◆ AIM OF THE EXERCISE
Your job is to retype all of the data word for word, leaving every image out.

** Start of DATASET EXTRACT **

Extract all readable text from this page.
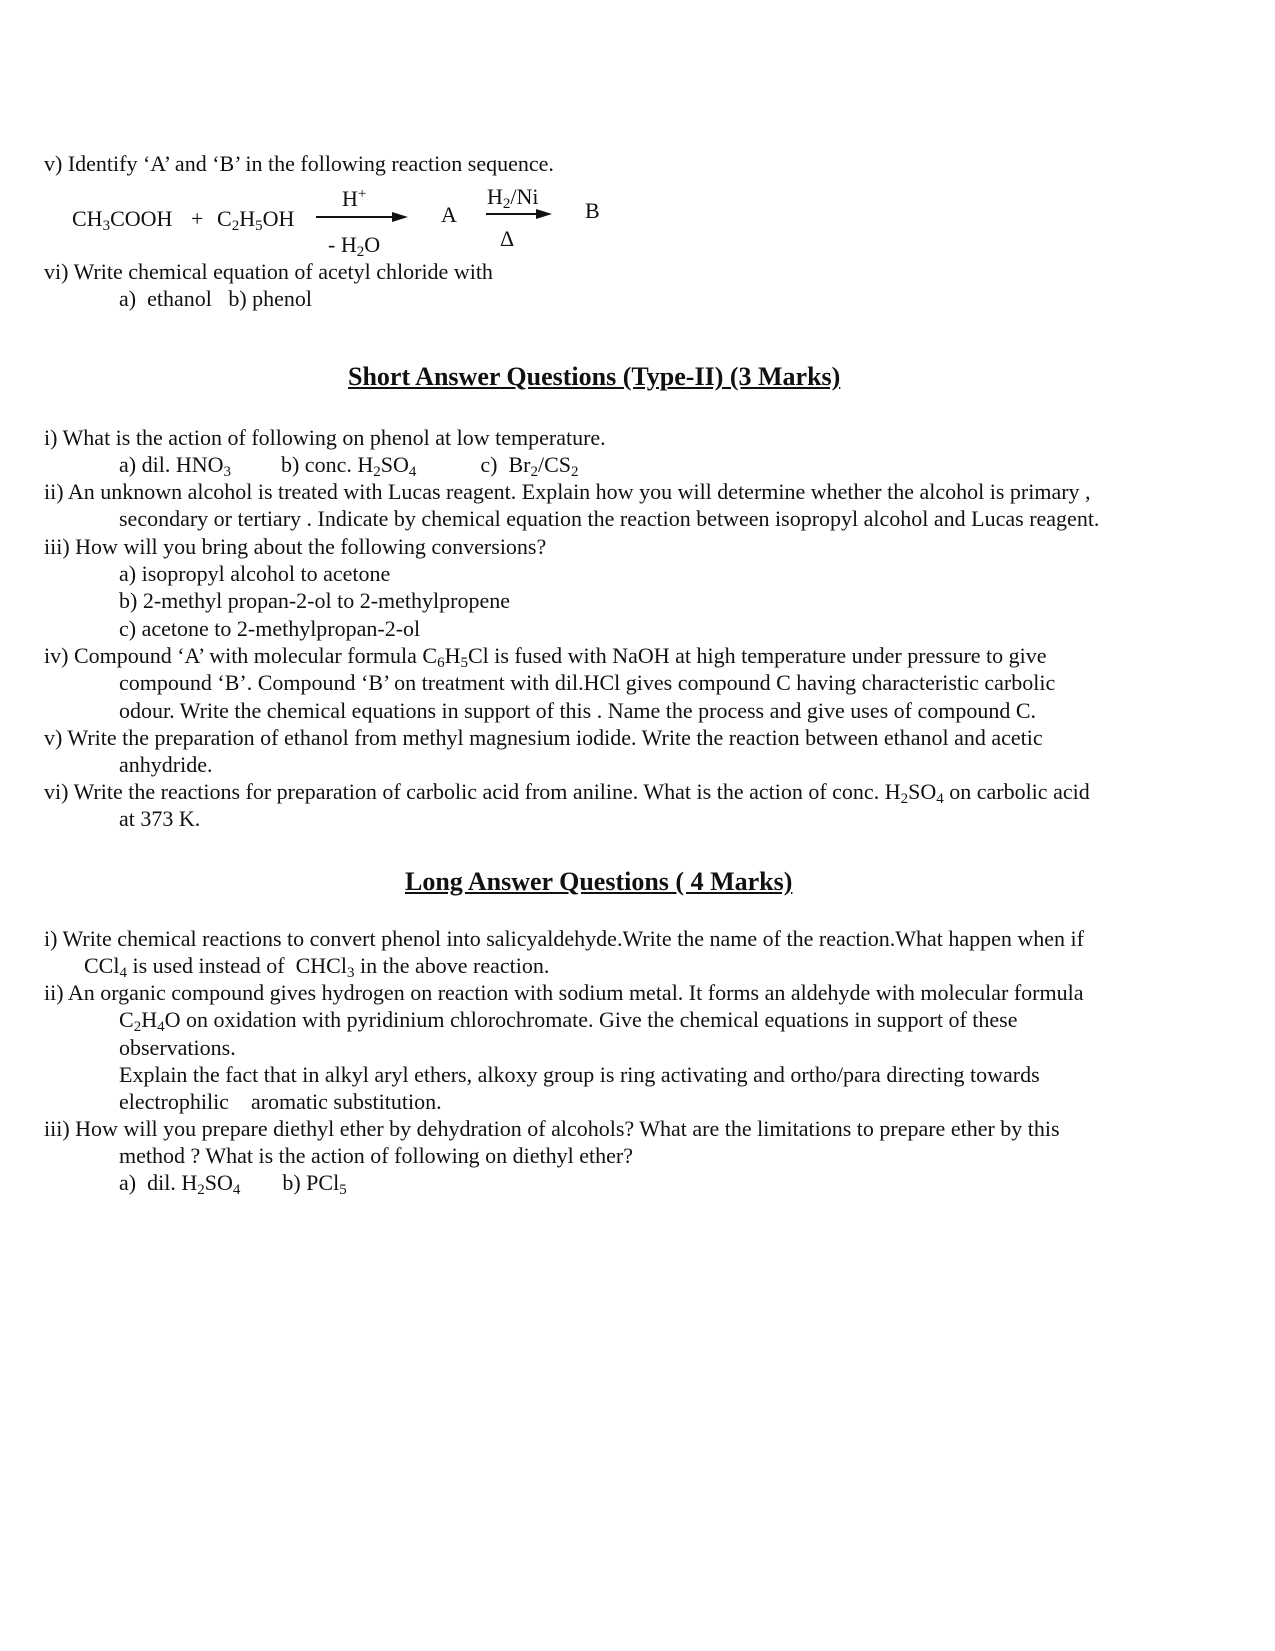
v) Identify ‘A’ and ‘B’ in the following reaction sequence.
$CH_3COOH + C_2H_5OH$
H+
- $H_2O$
A
$H_2/Ni$
Δ
B
vi) Write chemical equation of acetyl chloride with
a)  ethanol   b) phenol
Short Answer Questions (Type-II) (3 Marks)
i) What is the action of following on phenol at low temperature.
a) dil. $HNO_3$ b) conc. $H_2SO_4$	c)  $Br_2/CS_2$
ii) An unknown alcohol is treated with Lucas reagent. Explain how you will determine whether the alcohol is primary ,
secondary or tertiary . Indicate by chemical equation the reaction between isopropyl alcohol and Lucas reagent.
iii) How will you bring about the following conversions?
a) isopropyl alcohol to acetone
b) 2-methyl propan-2-ol to 2-methylpropene
c) acetone to 2-methylpropan-2-ol
iv) Compound ‘A’ with molecular formula $C_6H_5Cl$ is fused with NaOH at high temperature under pressure to give
compound ‘B’. Compound ‘B’ on treatment with dil.HCl gives compound C having characteristic carbolic
odour. Write the chemical equations in support of this . Name the process and give uses of compound C.
v) Write the preparation of ethanol from methyl magnesium iodide. Write the reaction between ethanol and acetic
anhydride.
vi) Write the reactions for preparation of carbolic acid from aniline. What is the action of conc. $H_2SO_4$ on carbolic acid
at 373 K.
Long Answer Questions ( 4 Marks)
i) Write chemical reactions to convert phenol into salicyaldehyde.Write the name of the reaction.What happen when if
CCl$_4$ is used instead of  CHCl$_3$ in the above reaction.
ii) An organic compound gives hydrogen on reaction with sodium metal. It forms an aldehyde with molecular formula
$C_2H_4O$ on oxidation with pyridinium chlorochromate. Give the chemical equations in support of these
observations.
Explain the fact that in alkyl aryl ethers, alkoxy group is ring activating and ortho/para directing towards
electrophilic    aromatic substitution.
iii) How will you prepare diethyl ether by dehydration of alcohols? What are the limitations to prepare ether by this
method ? What is the action of following on diethyl ether?
a)  dil. $H_2SO_4$ b) PCl$_5$
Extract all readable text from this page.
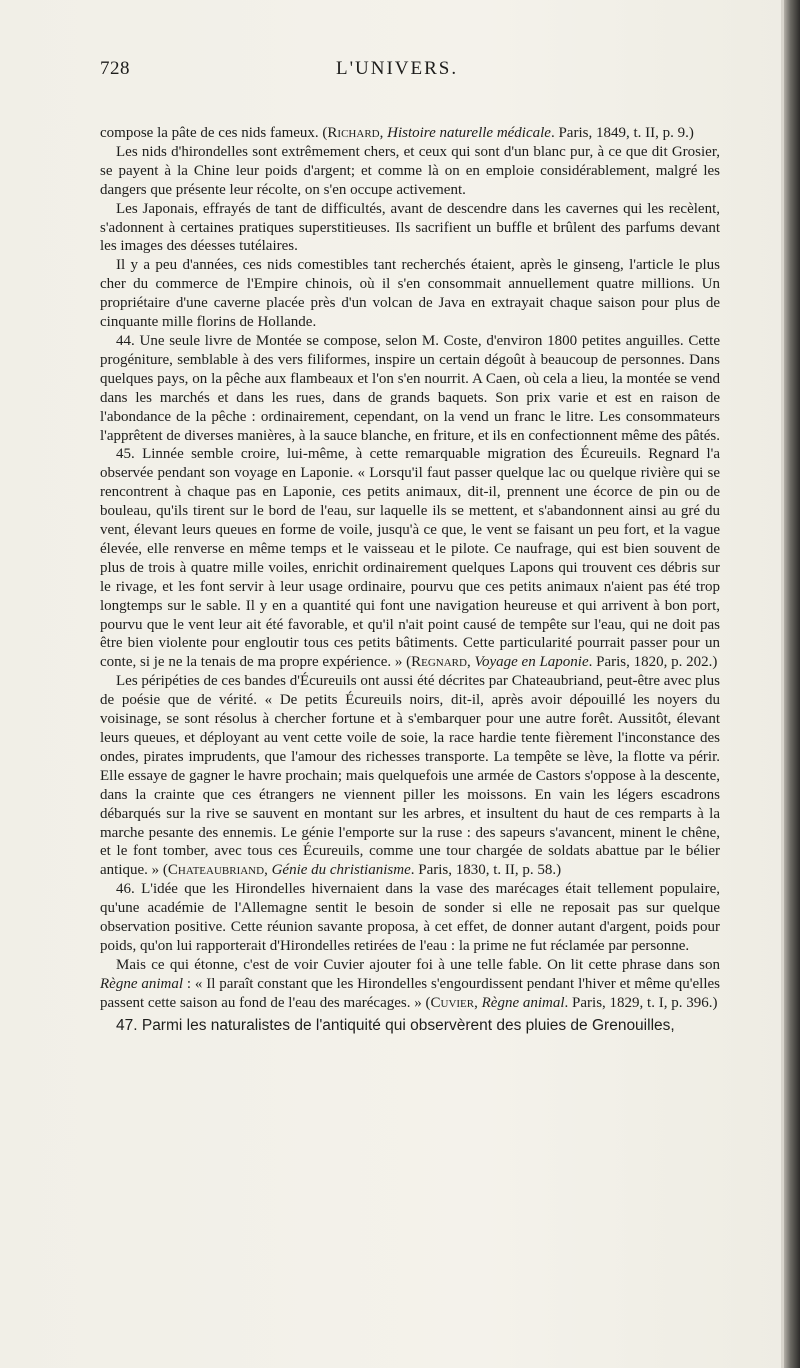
728	L'UNIVERS.

compose la pâte de ces nids fameux. (Richard, Histoire naturelle médicale. Paris, 1849, t. II, p. 9.)

Les nids d'hirondelles sont extrêmement chers, et ceux qui sont d'un blanc pur, à ce que dit Grosier, se payent à la Chine leur poids d'argent; et comme là on en emploie considérablement, malgré les dangers que présente leur récolte, on s'en occupe activement.

Les Japonais, effrayés de tant de difficultés, avant de descendre dans les cavernes qui les recèlent, s'adonnent à certaines pratiques superstitieuses. Ils sacrifient un buffle et brûlent des parfums devant les images des déesses tutélaires.

Il y a peu d'années, ces nids comestibles tant recherchés étaient, après le ginseng, l'article le plus cher du commerce de l'Empire chinois, où il s'en consommait annuellement quatre millions. Un propriétaire d'une caverne placée près d'un volcan de Java en extrayait chaque saison pour plus de cinquante mille florins de Hollande.

44. Une seule livre de Montée se compose, selon M. Coste, d'environ 1800 petites anguilles. Cette progéniture, semblable à des vers filiformes, inspire un certain dégoût à beaucoup de personnes. Dans quelques pays, on la pêche aux flambeaux et l'on s'en nourrit. A Caen, où cela a lieu, la montée se vend dans les marchés et dans les rues, dans de grands baquets. Son prix varie et est en raison de l'abondance de la pêche : ordinairement, cependant, on la vend un franc le litre. Les consommateurs l'apprêtent de diverses manières, à la sauce blanche, en friture, et ils en confectionnent même des pâtés.

45. Linnée semble croire, lui-même, à cette remarquable migration des Écureuils. Regnard l'a observée pendant son voyage en Laponie. « Lorsqu'il faut passer quelque lac ou quelque rivière qui se rencontrent à chaque pas en Laponie, ces petits animaux, dit-il, prennent une écorce de pin ou de bouleau, qu'ils tirent sur le bord de l'eau, sur laquelle ils se mettent, et s'abandonnent ainsi au gré du vent, élevant leurs queues en forme de voile, jusqu'à ce que, le vent se faisant un peu fort, et la vague élevée, elle renverse en même temps et le vaisseau et le pilote. Ce naufrage, qui est bien souvent de plus de trois à quatre mille voiles, enrichit ordinairement quelques Lapons qui trouvent ces débris sur le rivage, et les font servir à leur usage ordinaire, pourvu que ces petits animaux n'aient pas été trop longtemps sur le sable. Il y en a quantité qui font une navigation heureuse et qui arrivent à bon port, pourvu que le vent leur ait été favorable, et qu'il n'ait point causé de tempête sur l'eau, qui ne doit pas être bien violente pour engloutir tous ces petits bâtiments. Cette particularité pourrait passer pour un conte, si je ne la tenais de ma propre expérience. » (Regnard, Voyage en Laponie. Paris, 1820, p. 202.)

Les péripéties de ces bandes d'Écureuils ont aussi été décrites par Chateaubriand, peut-être avec plus de poésie que de vérité. « De petits Écureuils noirs, dit-il, après avoir dépouillé les noyers du voisinage, se sont résolus à chercher fortune et à s'embarquer pour une autre forêt. Aussitôt, élevant leurs queues, et déployant au vent cette voile de soie, la race hardie tente fièrement l'inconstance des ondes, pirates imprudents, que l'amour des richesses transporte. La tempête se lève, la flotte va périr. Elle essaye de gagner le havre prochain; mais quelquefois une armée de Castors s'oppose à la descente, dans la crainte que ces étrangers ne viennent piller les moissons. En vain les légers escadrons débarqués sur la rive se sauvent en montant sur les arbres, et insultent du haut de ces remparts à la marche pesante des ennemis. Le génie l'emporte sur la ruse : des sapeurs s'avancent, minent le chêne, et le font tomber, avec tous ces Écureuils, comme une tour chargée de soldats abattue par le bélier antique. » (Chateaubriand, Génie du christianisme. Paris, 1830, t. II, p. 58.)

46. L'idée que les Hirondelles hivernaient dans la vase des marécages était tellement populaire, qu'une académie de l'Allemagne sentit le besoin de sonder si elle ne reposait pas sur quelque observation positive. Cette réunion savante proposa, à cet effet, de donner autant d'argent, poids pour poids, qu'on lui rapporterait d'Hirondelles retirées de l'eau : la prime ne fut réclamée par personne.

Mais ce qui étonne, c'est de voir Cuvier ajouter foi à une telle fable. On lit cette phrase dans son Règne animal : « Il paraît constant que les Hirondelles s'engourdissent pendant l'hiver et même qu'elles passent cette saison au fond de l'eau des marécages. » (Cuvier, Règne animal. Paris, 1829, t. I, p. 396.)

47. Parmi les naturalistes de l'antiquité qui observèrent des pluies de Grenouilles,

** End of DATASET EXTRACT **

◆ WRITTEN SOLUTION
Extract all readable text from this page.
v) Identify ‘A’ and ‘B’ in the following reaction sequence.
$CH_3COOH + C_2H_5OH$
H+
- $H_2O$
A
$H_2/Ni$
Δ
B
vi) Write chemical equation of acetyl chloride with
a)  ethanol   b) phenol
Short Answer Questions (Type-II) (3 Marks)
i) What is the action of following on phenol at low temperature.
a) dil. $HNO_3$ b) conc. $H_2SO_4$	c)  $Br_2/CS_2$
ii) An unknown alcohol is treated with Lucas reagent. Explain how you will determine whether the alcohol is primary ,
secondary or tertiary . Indicate by chemical equation the reaction between isopropyl alcohol and Lucas reagent.
iii) How will you bring about the following conversions?
a) isopropyl alcohol to acetone
b) 2-methyl propan-2-ol to 2-methylpropene
c) acetone to 2-methylpropan-2-ol
iv) Compound ‘A’ with molecular formula $C_6H_5Cl$ is fused with NaOH at high temperature under pressure to give
compound ‘B’. Compound ‘B’ on treatment with dil.HCl gives compound C having characteristic carbolic
odour. Write the chemical equations in support of this . Name the process and give uses of compound C.
v) Write the preparation of ethanol from methyl magnesium iodide. Write the reaction between ethanol and acetic
anhydride.
vi) Write the reactions for preparation of carbolic acid from aniline. What is the action of conc. $H_2SO_4$ on carbolic acid
at 373 K.
Long Answer Questions ( 4 Marks)
i) Write chemical reactions to convert phenol into salicyaldehyde.Write the name of the reaction.What happen when if
CCl$_4$ is used instead of  CHCl$_3$ in the above reaction.
ii) An organic compound gives hydrogen on reaction with sodium metal. It forms an aldehyde with molecular formula
$C_2H_4O$ on oxidation with pyridinium chlorochromate. Give the chemical equations in support of these
observations.
Explain the fact that in alkyl aryl ethers, alkoxy group is ring activating and ortho/para directing towards
electrophilic    aromatic substitution.
iii) How will you prepare diethyl ether by dehydration of alcohols? What are the limitations to prepare ether by this
method ? What is the action of following on diethyl ether?
a)  dil. $H_2SO_4$ b) PCl$_5$
Extract all readable text from this page.
728	L'UNIVERS.

compose la pâte de ces nids fameux. (Richard, Histoire naturelle médicale. Paris, 1849, t. II, p. 9.)

Les nids d'hirondelles sont extrêmement chers, et ceux qui sont d'un blanc pur, à ce que dit Grosier, se payent à la Chine leur poids d'argent; et comme là on en emploie considérablement, malgré les dangers que présente leur récolte, on s'en occupe activement.

Les Japonais, effrayés de tant de difficultés, avant de descendre dans les cavernes qui les recèlent, s'adonnent à certaines pratiques superstitieuses. Ils sacrifient un buffle et brûlent des parfums devant les images des déesses tutélaires.

Il y a peu d'années, ces nids comestibles tant recherchés étaient, après le ginseng, l'article le plus cher du commerce de l'Empire chinois, où il s'en consommait annuellement quatre millions. Un propriétaire d'une caverne placée près d'un volcan de Java en extrayait chaque saison pour plus de cinquante mille florins de Hollande.

44. Une seule livre de Montée se compose, selon M. Coste, d'environ 1800 petites anguilles. Cette progéniture, semblable à des vers filiformes, inspire un certain dégoût à beaucoup de personnes. Dans quelques pays, on la pêche aux flambeaux et l'on s'en nourrit. A Caen, où cela a lieu, la montée se vend dans les marchés et dans les rues, dans de grands baquets. Son prix varie et est en raison de l'abondance de la pêche : ordinairement, cependant, on la vend un franc le litre. Les consommateurs l'apprêtent de diverses manières, à la sauce blanche, en friture, et ils en confectionnent même des pâtés.

45. Linnée semble croire, lui-même, à cette remarquable migration des Écureuils. Regnard l'a observée pendant son voyage en Laponie. « Lorsqu'il faut passer quelque lac ou quelque rivière qui se rencontrent à chaque pas en Laponie, ces petits animaux, dit-il, prennent une écorce de pin ou de bouleau, qu'ils tirent sur le bord de l'eau, sur laquelle ils se mettent, et s'abandonnent ainsi au gré du vent, élevant leurs queues en forme de voile, jusqu'à ce que, le vent se faisant un peu fort, et la vague élevée, elle renverse en même temps et le vaisseau et le pilote. Ce naufrage, qui est bien souvent de plus de trois à quatre mille voiles, enrichit ordinairement quelques Lapons qui trouvent ces débris sur le rivage, et les font servir à leur usage ordinaire, pourvu que ces petits animaux n'aient pas été trop longtemps sur le sable. Il y en a quantité qui font une navigation heureuse et qui arrivent à bon port, pourvu que le vent leur ait été favorable, et qu'il n'ait point causé de tempête sur l'eau, qui ne doit pas être bien violente pour engloutir tous ces petits bâtiments. Cette particularité pourrait passer pour un conte, si je ne la tenais de ma propre expérience. » (Regnard, Voyage en Laponie. Paris, 1820, p. 202.)

Les péripéties de ces bandes d'Écureuils ont aussi été décrites par Chateaubriand, peut-être avec plus de poésie que de vérité. « De petits Écureuils noirs, dit-il, après avoir dépouillé les noyers du voisinage, se sont résolus à chercher fortune et à s'embarquer pour une autre forêt. Aussitôt, élevant leurs queues, et déployant au vent cette voile de soie, la race hardie tente fièrement l'inconstance des ondes, pirates imprudents, que l'amour des richesses transporte. La tempête se lève, la flotte va périr. Elle essaye de gagner le havre prochain; mais quelquefois une armée de Castors s'oppose à la descente, dans la crainte que ces étrangers ne viennent piller les moissons. En vain les légers escadrons débarqués sur la rive se sauvent en montant sur les arbres, et insultent du haut de ces remparts à la marche pesante des ennemis. Le génie l'emporte sur la ruse : des sapeurs s'avancent, minent le chêne, et le font tomber, avec tous ces Écureuils, comme une tour chargée de soldats abattue par le bélier antique. » (Chateaubriand, Génie du christianisme. Paris, 1830, t. II, p. 58.)

46. L'idée que les Hirondelles hivernaient dans la vase des marécages était tellement populaire, qu'une académie de l'Allemagne sentit le besoin de sonder si elle ne reposait pas sur quelque observation positive. Cette réunion savante proposa, à cet effet, de donner autant d'argent, poids pour poids, qu'on lui rapporterait d'Hirondelles retirées de l'eau : la prime ne fut réclamée par personne.

Mais ce qui étonne, c'est de voir Cuvier ajouter foi à une telle fable. On lit cette phrase dans son Règne animal : « Il paraît constant que les Hirondelles s'engourdissent pendant l'hiver et même qu'elles passent cette saison au fond de l'eau des marécages. » (Cuvier, Règne animal. Paris, 1829, t. I, p. 396.)

47. Parmi les naturalistes de l'antiquité qui observèrent des pluies de Grenouilles,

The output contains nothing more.